What the task asks
Filter the entries below, keeping only lines with the word "this".

Extracted data entries
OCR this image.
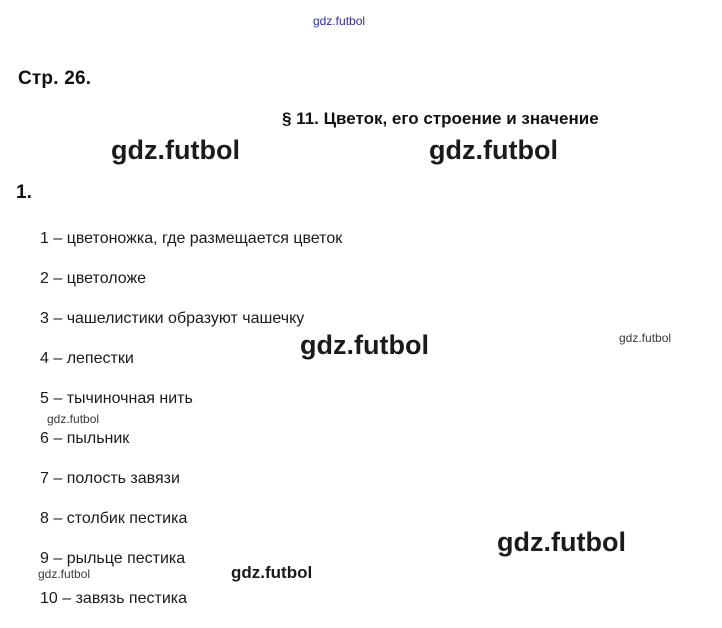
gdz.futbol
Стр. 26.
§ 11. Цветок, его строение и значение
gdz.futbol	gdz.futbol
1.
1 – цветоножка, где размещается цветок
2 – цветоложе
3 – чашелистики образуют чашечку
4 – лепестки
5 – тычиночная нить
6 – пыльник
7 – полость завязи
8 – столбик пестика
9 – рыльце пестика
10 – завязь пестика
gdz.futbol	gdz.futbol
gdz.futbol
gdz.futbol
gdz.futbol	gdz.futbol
==
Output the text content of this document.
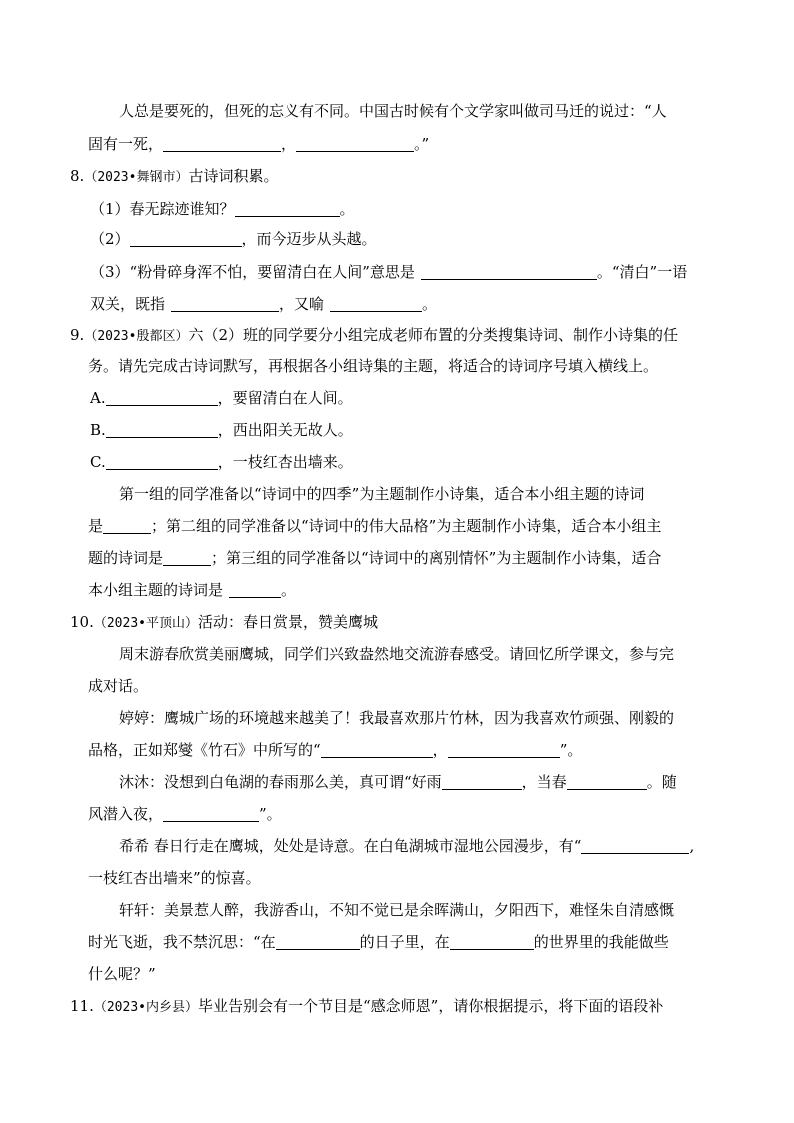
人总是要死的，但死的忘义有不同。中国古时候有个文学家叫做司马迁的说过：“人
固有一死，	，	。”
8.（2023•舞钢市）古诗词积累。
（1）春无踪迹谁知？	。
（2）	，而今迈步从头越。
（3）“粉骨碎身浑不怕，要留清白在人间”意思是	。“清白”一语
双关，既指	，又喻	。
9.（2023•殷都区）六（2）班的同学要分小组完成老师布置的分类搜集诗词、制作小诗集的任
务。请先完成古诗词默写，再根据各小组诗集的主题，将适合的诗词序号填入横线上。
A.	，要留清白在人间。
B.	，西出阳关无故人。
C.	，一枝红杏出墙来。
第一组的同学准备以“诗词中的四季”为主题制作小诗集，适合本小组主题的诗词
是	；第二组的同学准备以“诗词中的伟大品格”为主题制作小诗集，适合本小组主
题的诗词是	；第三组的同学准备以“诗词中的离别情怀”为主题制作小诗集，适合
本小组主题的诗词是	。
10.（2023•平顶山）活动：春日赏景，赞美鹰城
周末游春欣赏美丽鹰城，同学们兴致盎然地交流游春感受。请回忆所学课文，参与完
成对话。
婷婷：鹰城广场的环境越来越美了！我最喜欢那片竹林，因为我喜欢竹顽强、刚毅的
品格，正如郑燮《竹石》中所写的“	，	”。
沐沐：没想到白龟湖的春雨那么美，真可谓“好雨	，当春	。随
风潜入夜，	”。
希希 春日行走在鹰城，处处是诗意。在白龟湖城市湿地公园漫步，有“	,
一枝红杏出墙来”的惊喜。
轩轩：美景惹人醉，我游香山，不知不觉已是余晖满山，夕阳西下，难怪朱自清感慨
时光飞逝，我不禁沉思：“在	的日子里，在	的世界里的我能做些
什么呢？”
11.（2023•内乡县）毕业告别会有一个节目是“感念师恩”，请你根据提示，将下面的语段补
* * *
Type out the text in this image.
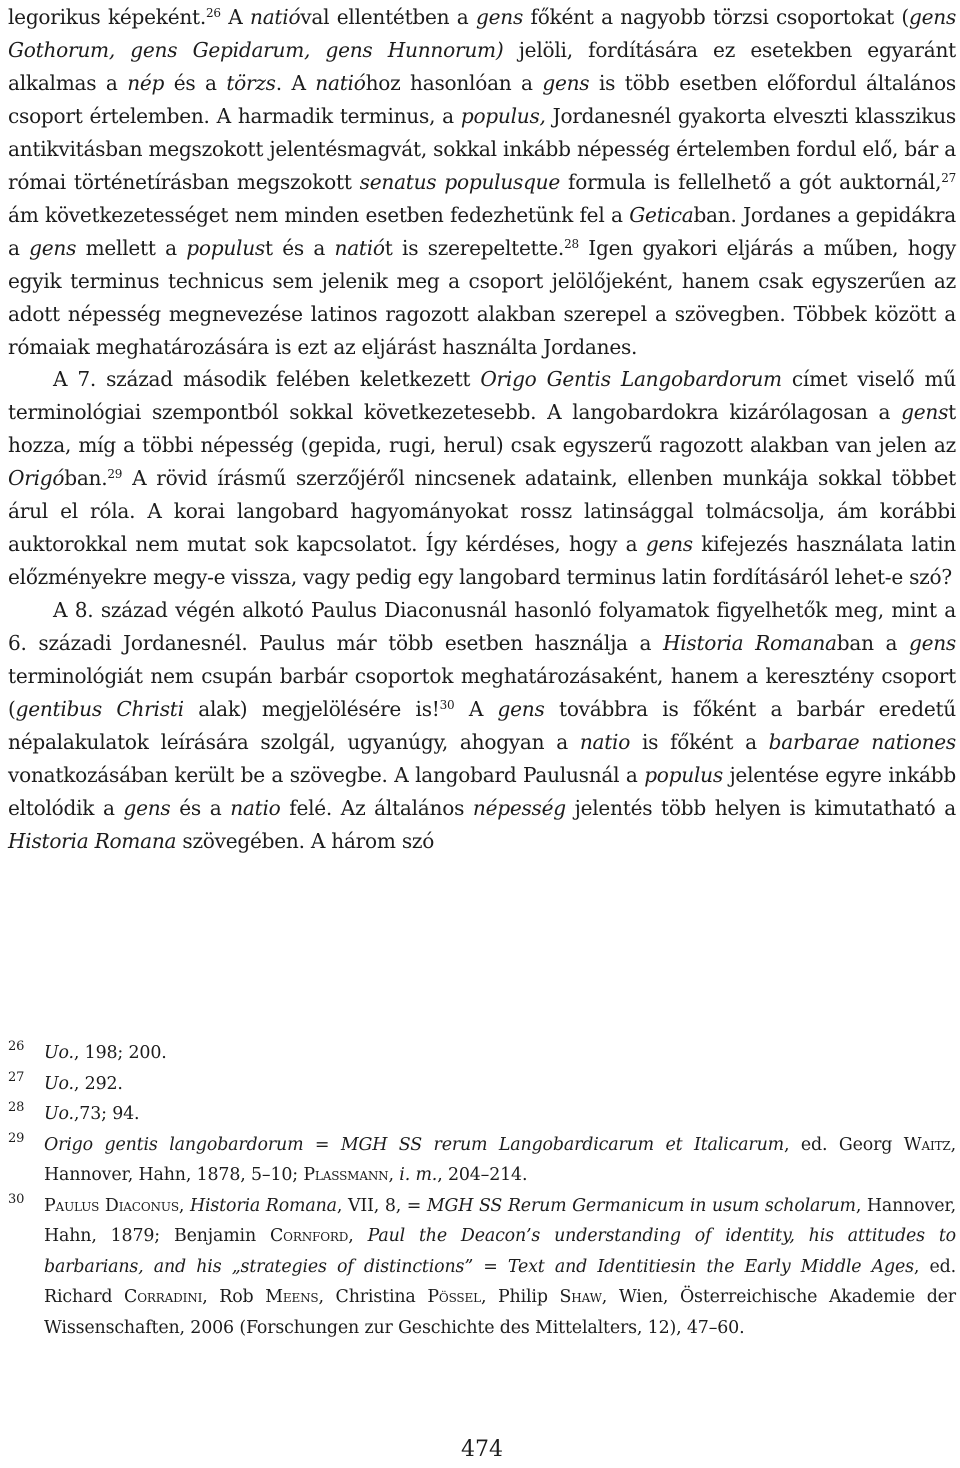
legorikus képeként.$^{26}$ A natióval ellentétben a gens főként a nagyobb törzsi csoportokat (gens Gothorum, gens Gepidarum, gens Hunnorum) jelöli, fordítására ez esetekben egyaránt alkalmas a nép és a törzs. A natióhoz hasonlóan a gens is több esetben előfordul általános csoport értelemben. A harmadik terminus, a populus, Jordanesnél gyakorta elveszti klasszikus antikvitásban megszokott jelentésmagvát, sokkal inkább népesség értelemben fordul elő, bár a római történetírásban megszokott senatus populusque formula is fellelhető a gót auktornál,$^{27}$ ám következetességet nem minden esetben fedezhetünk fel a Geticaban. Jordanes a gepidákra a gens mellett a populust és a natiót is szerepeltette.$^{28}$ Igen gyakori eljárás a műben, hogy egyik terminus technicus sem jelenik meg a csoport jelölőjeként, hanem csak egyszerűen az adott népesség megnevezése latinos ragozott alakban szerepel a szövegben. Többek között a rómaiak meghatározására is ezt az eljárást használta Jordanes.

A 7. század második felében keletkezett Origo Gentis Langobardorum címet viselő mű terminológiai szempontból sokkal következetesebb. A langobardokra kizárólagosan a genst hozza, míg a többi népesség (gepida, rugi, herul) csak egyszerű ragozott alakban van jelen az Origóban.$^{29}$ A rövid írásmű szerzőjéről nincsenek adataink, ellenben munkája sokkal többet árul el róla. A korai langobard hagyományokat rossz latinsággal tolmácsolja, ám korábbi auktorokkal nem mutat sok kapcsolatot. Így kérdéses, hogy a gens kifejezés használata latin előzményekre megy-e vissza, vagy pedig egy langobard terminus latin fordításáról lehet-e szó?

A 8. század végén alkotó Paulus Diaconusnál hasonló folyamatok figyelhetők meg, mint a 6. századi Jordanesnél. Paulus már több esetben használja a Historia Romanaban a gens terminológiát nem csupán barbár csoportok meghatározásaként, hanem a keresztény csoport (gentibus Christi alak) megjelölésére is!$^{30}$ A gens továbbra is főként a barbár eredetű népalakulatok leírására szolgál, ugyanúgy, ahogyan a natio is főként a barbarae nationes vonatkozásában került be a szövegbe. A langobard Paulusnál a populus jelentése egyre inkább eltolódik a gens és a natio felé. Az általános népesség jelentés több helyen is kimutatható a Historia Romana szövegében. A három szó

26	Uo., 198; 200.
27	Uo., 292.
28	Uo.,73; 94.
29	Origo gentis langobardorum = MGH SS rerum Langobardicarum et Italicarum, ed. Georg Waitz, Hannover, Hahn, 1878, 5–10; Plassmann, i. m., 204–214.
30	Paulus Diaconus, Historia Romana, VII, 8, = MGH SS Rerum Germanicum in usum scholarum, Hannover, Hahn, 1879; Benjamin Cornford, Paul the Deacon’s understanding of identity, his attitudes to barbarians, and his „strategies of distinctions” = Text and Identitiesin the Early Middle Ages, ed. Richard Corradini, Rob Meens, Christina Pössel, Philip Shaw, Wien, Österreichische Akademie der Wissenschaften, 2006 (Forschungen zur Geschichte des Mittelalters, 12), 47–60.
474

Task output
OCR this image.
Output the text content of this document.
Type out the text in this image.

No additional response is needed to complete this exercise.